# APPUNTAMENTO: Gentoo pub in Ticino

## anborn

Ciao a tutti gentooniani, gechi e linuxiani dei 5 continenti (soprattutto Italia e Svizzera)   :Laughing: 

Appuntamento, nella settimana tra il 18 e il 25 febbraio, a Lugano (TI) o dintorni, si terrà un birretta-meeting all'insegna.. di no'antri..  :Very Happy: 

Per il momento siamo io e Jecko_Hee.. si pregano lorsignori ticinesi e non (studiosi a friborgo inclusi... fedeliallalinea..  :Razz:  ) di partecipare a tale evento!  :Cool: 

Fatemi sapere anche se c'é una preferenza per che sera trovarci..

Ciao

Anb

----------

## Yans

ciao anborn io sarei disponibile   :Smile: 

----------

## Cecrope

fico..io abito vicino a Ponte trresa...magari.......

# Da fare
1: Trascrivi senza alcuna modifica l'intero testo sul ritrovo Gentoo in Ticino.
2: Riscrivi tutte le righe del Blocco 1 sostituendo "x-tick-label" con "etichetta-asse-x" e lasciando invariato tutto il resto. Non includere le immagini nella risposta.
Il testo e le righe non hanno alcun legame tra loro.

# Dati in ingresso
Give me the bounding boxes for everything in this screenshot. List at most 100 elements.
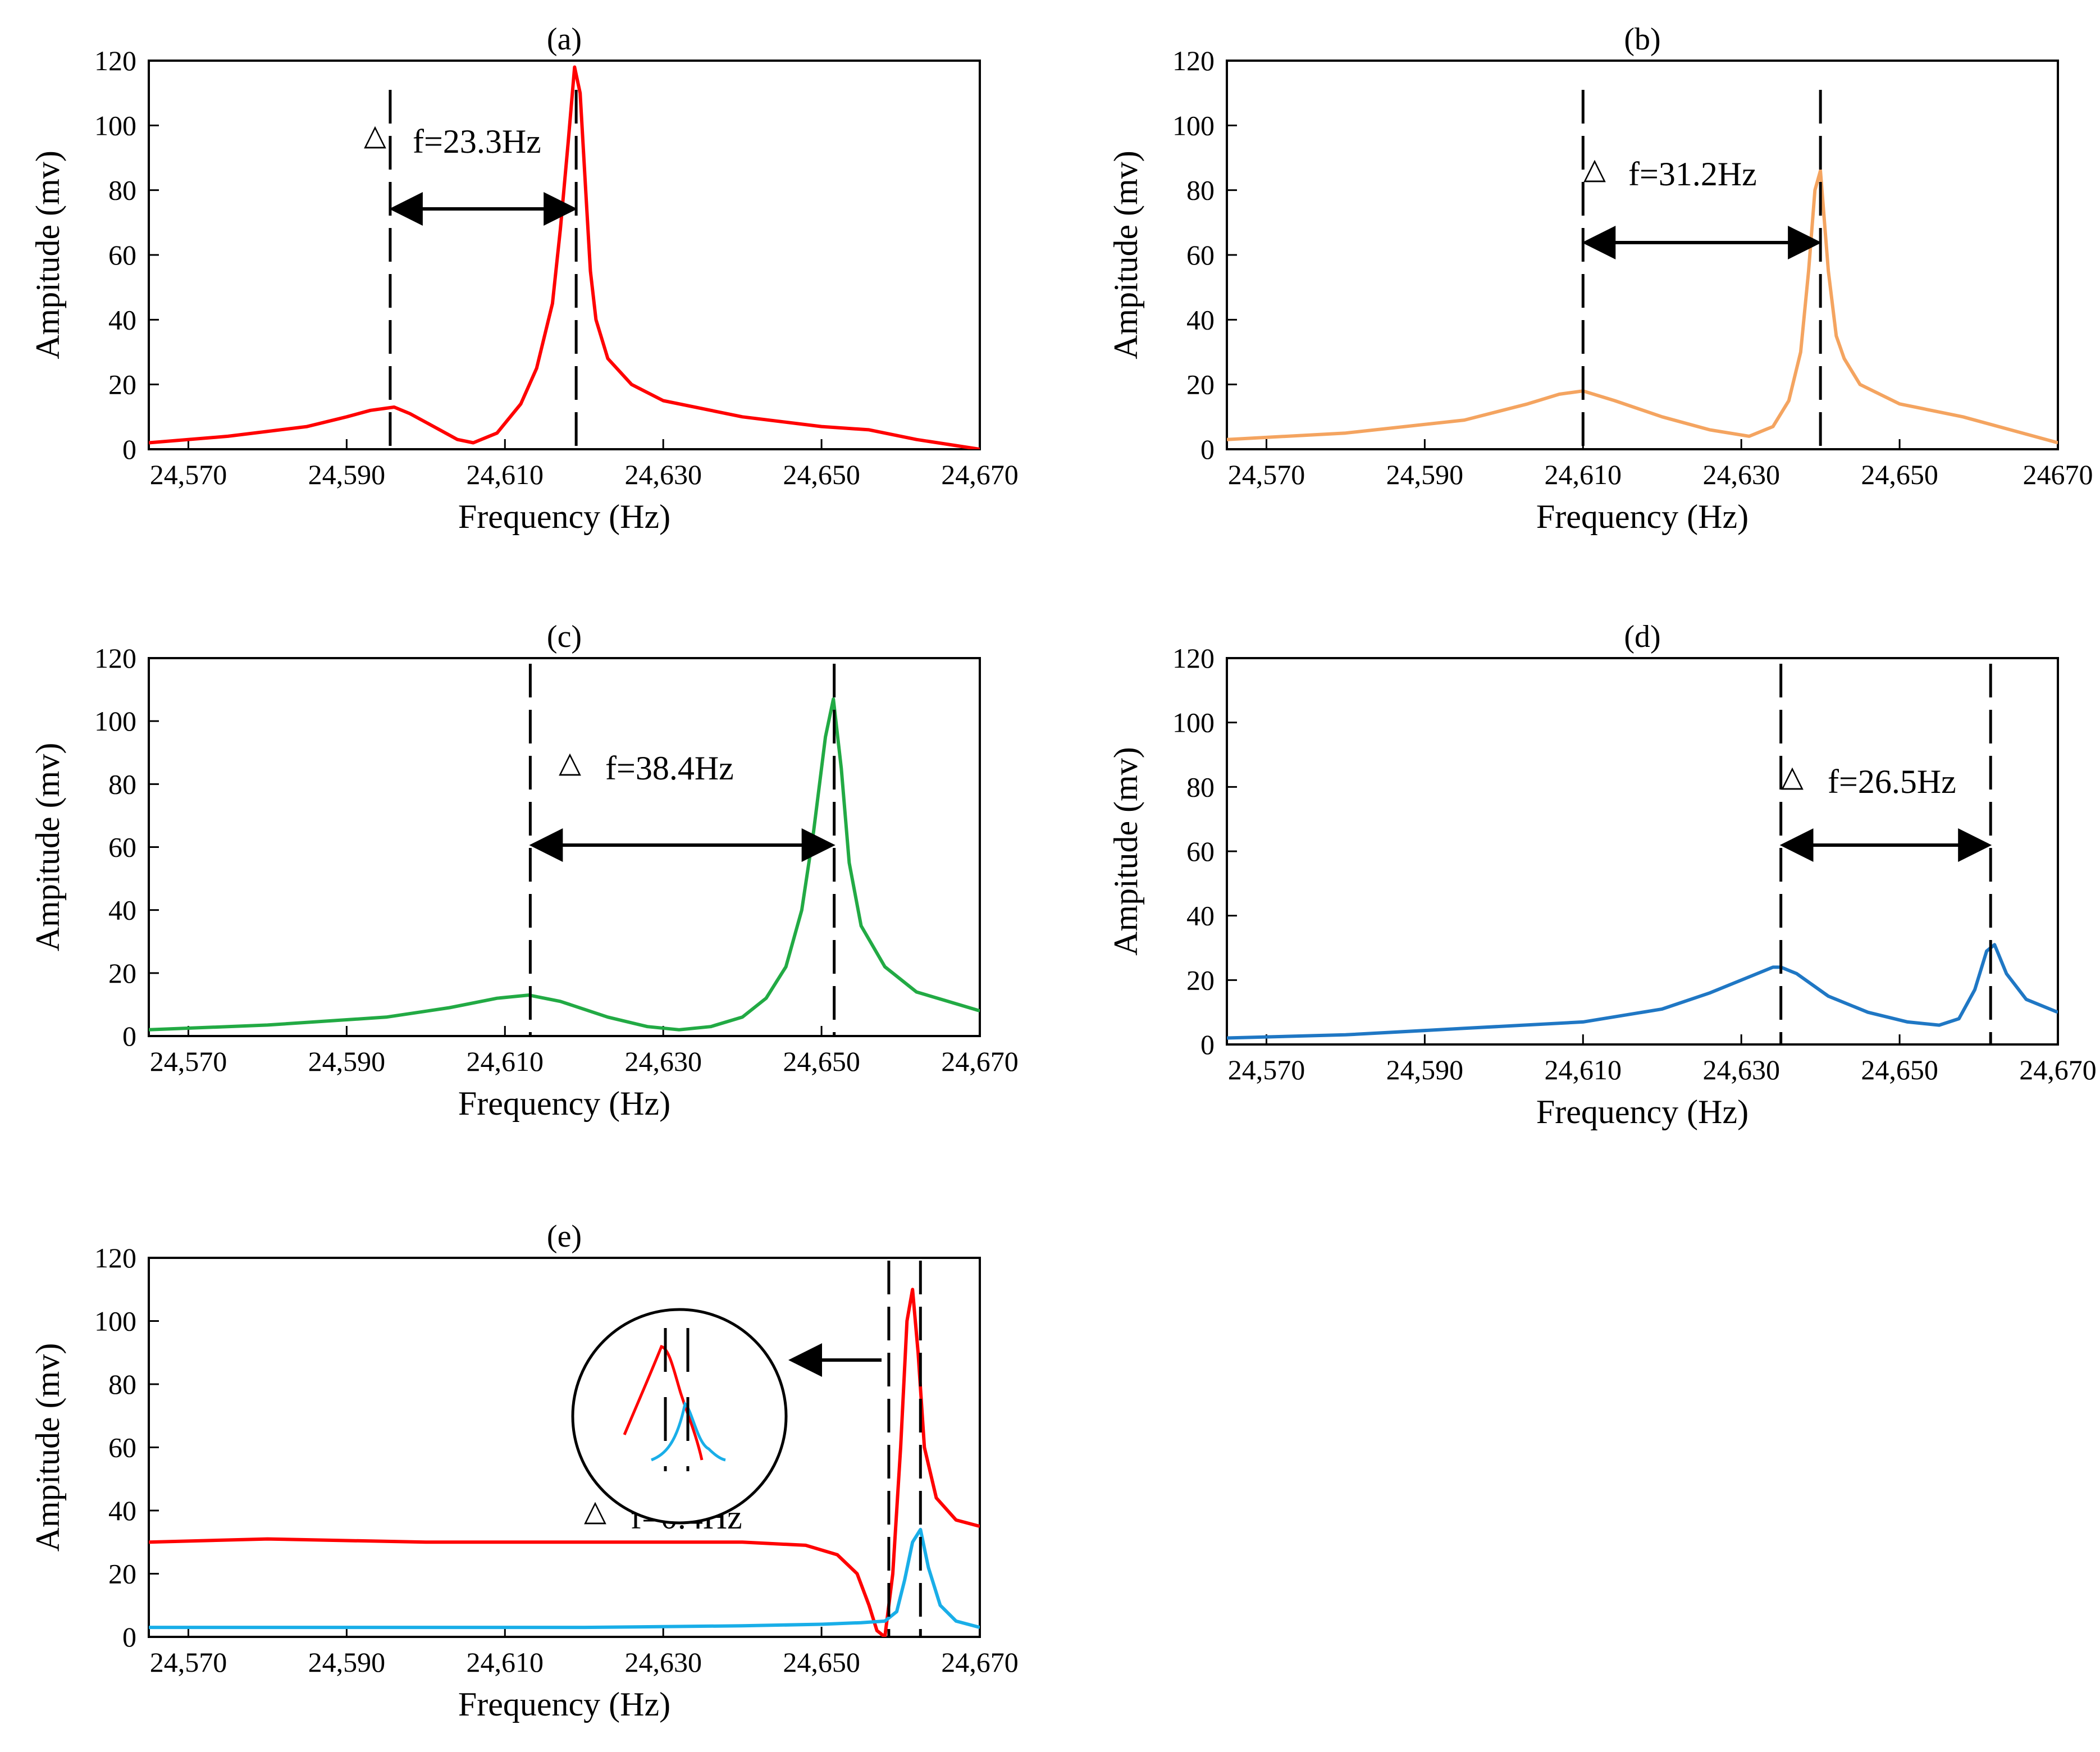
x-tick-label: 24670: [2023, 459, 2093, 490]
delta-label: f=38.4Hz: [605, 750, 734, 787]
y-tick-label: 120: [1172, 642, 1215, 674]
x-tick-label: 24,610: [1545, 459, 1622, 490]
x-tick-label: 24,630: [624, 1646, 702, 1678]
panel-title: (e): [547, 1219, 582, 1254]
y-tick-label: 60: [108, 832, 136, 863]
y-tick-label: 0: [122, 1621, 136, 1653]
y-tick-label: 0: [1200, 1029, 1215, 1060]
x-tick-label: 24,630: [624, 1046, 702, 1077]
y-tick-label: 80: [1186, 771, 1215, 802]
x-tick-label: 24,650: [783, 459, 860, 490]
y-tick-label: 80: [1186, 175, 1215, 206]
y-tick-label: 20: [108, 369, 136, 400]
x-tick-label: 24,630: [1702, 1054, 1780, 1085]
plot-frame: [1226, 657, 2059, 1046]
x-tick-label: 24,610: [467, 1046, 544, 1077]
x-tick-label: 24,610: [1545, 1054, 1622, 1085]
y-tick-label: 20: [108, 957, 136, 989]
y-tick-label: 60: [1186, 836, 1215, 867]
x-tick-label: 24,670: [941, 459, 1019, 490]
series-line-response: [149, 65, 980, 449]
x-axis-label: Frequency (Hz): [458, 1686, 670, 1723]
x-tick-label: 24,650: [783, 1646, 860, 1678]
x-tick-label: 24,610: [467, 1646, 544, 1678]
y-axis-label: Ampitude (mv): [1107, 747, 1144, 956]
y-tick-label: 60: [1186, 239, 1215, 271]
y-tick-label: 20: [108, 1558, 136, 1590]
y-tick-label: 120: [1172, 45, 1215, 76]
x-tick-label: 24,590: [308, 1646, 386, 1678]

# Risposte svolte
1:
# APPUNTAMENTO: Gentoo pub in Ticino

## anborn

Ciao a tutti gentooniani, gechi e linuxiani dei 5 continenti (soprattutto Italia e Svizzera)   :Laughing: 

Appuntamento, nella settimana tra il 18 e il 25 febbraio, a Lugano (TI) o dintorni, si terrà un birretta-meeting all'insegna.. di no'antri..  :Very Happy: 

Per il momento siamo io e Jecko_Hee.. si pregano lorsignori ticinesi e non (studiosi a friborgo inclusi... fedeliallalinea..  :Razz:  ) di partecipare a tale evento!  :Cool: 

Fatemi sapere anche se c'é una preferenza per che sera trovarci..

Ciao

Anb

----------

## Yans

ciao anborn io sarei disponibile   :Smile: 

----------

## Cecrope

fico..io abito vicino a Ponte trresa...magari.......

2:
Give me the bounding boxes for everything in this screenshot. List at most 100 elements.
etichetta-asse-x: 24670: [2023, 459, 2093, 490]
delta-label: f=38.4Hz: [605, 750, 734, 787]
y-tick-label: 120: [1172, 642, 1215, 674]
etichetta-asse-x: 24,610: [1545, 459, 1622, 490]
etichetta-asse-x: 24,630: [624, 1646, 702, 1678]
panel-title: (e): [547, 1219, 582, 1254]
y-tick-label: 60: [108, 832, 136, 863]
y-tick-label: 0: [122, 1621, 136, 1653]
y-tick-label: 0: [1200, 1029, 1215, 1060]
etichetta-asse-x: 24,630: [624, 1046, 702, 1077]
y-tick-label: 80: [1186, 771, 1215, 802]
etichetta-asse-x: 24,650: [783, 459, 860, 490]
y-tick-label: 80: [1186, 175, 1215, 206]
y-tick-label: 20: [108, 369, 136, 400]
etichetta-asse-x: 24,630: [1702, 1054, 1780, 1085]
plot-frame: [1226, 657, 2059, 1046]
etichetta-asse-x: 24,610: [467, 1046, 544, 1077]
etichetta-asse-x: 24,610: [1545, 1054, 1622, 1085]
y-tick-label: 20: [108, 957, 136, 989]
y-tick-label: 60: [1186, 836, 1215, 867]
etichetta-asse-x: 24,670: [941, 459, 1019, 490]
series-line-response: [149, 65, 980, 449]
x-axis-label: Frequency (Hz): [458, 1686, 670, 1723]
etichetta-asse-x: 24,650: [783, 1646, 860, 1678]
etichetta-asse-x: 24,610: [467, 1646, 544, 1678]
y-axis-label: Ampitude (mv): [1107, 747, 1144, 956]
y-tick-label: 60: [1186, 239, 1215, 271]
y-tick-label: 20: [108, 1558, 136, 1590]
y-tick-label: 120: [1172, 45, 1215, 76]
etichetta-asse-x: 24,590: [308, 1646, 386, 1678]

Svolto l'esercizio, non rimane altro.